* Short exercise *
Reproduce the text on top-paying skills for remote Data Analyst jobs word for word, including the query and the insights.

::: Passage to read :::

This query identifies the top 25 skills associated with the highest average salaries for remote Data Analyst positions. It joins job postings with their required skills, calculates the average yearly salary for each skill, and orders the results from highest to lowest average salary.

SELECT 
    skills,
    ROUND(AVG(salary_year_avg), 0) AS avg_salary
FROM job_postings_fact
INNER JOIN skills_job_dim ON job_postings_fact.job_id = skills_job_dim.job_id
INNER JOIN skills_dim ON skills_job_dim.skill_id = skills_dim.skill_id
WHERE
    job_title_short = 'Data Analyst' AND
    salary_year_avg IS NOT NULL 
    AND job_work_from_home = TRUE
GROUP BY
    skills_dim.skills
ORDER BY
    avg_salary DESC
LIMIT 25;

Insights:

  • Big Data & Cloud skills dominate: Tools like PySpark, Databricks, and GCP show very high salary averages, reflecting the growing demand for handling large-scale data and cloud integration.

::: Data provided :::

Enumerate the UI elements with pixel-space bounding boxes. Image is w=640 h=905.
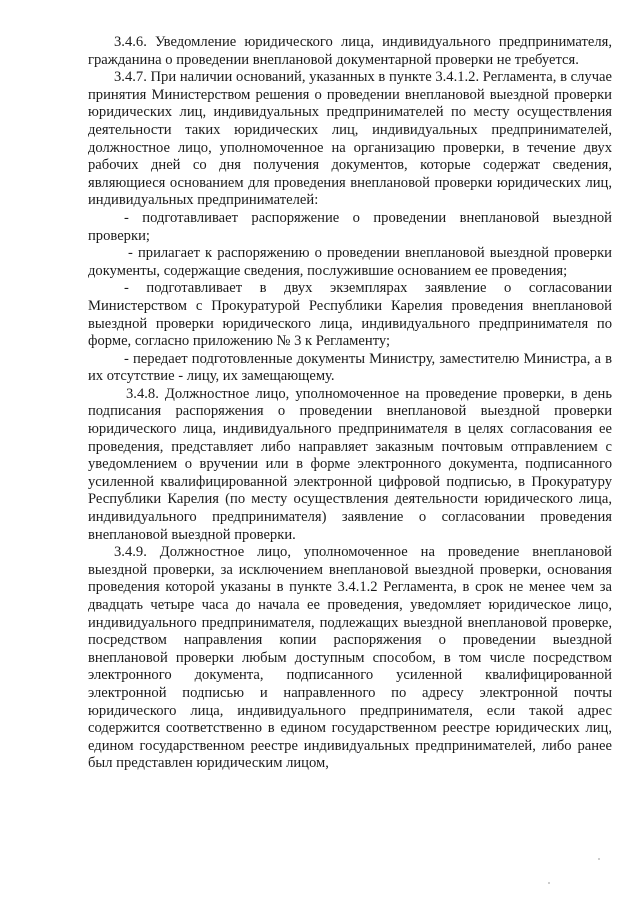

:::

* Exercise answer *
This query identifies the top 25 skills associated with the highest average salaries for remote Data Analyst positions. It joins job postings with their required skills, calculates the average yearly salary for each skill, and orders the results from highest to lowest average salary.

SELECT 
    skills,
    ROUND(AVG(salary_year_avg), 0) AS avg_salary
FROM job_postings_fact
INNER JOIN skills_job_dim ON job_postings_fact.job_id = skills_job_dim.job_id
INNER JOIN skills_dim ON skills_job_dim.skill_id = skills_dim.skill_id
WHERE
    job_title_short = 'Data Analyst' AND
    salary_year_avg IS NOT NULL 
    AND job_work_from_home = TRUE
GROUP BY
    skills_dim.skills
ORDER BY
    avg_salary DESC
LIMIT 25;

Insights:

  • Big Data & Cloud skills dominate: Tools like PySpark, Databricks, and GCP show very high salary averages, reflecting the growing demand for handling large-scale data and cloud integration.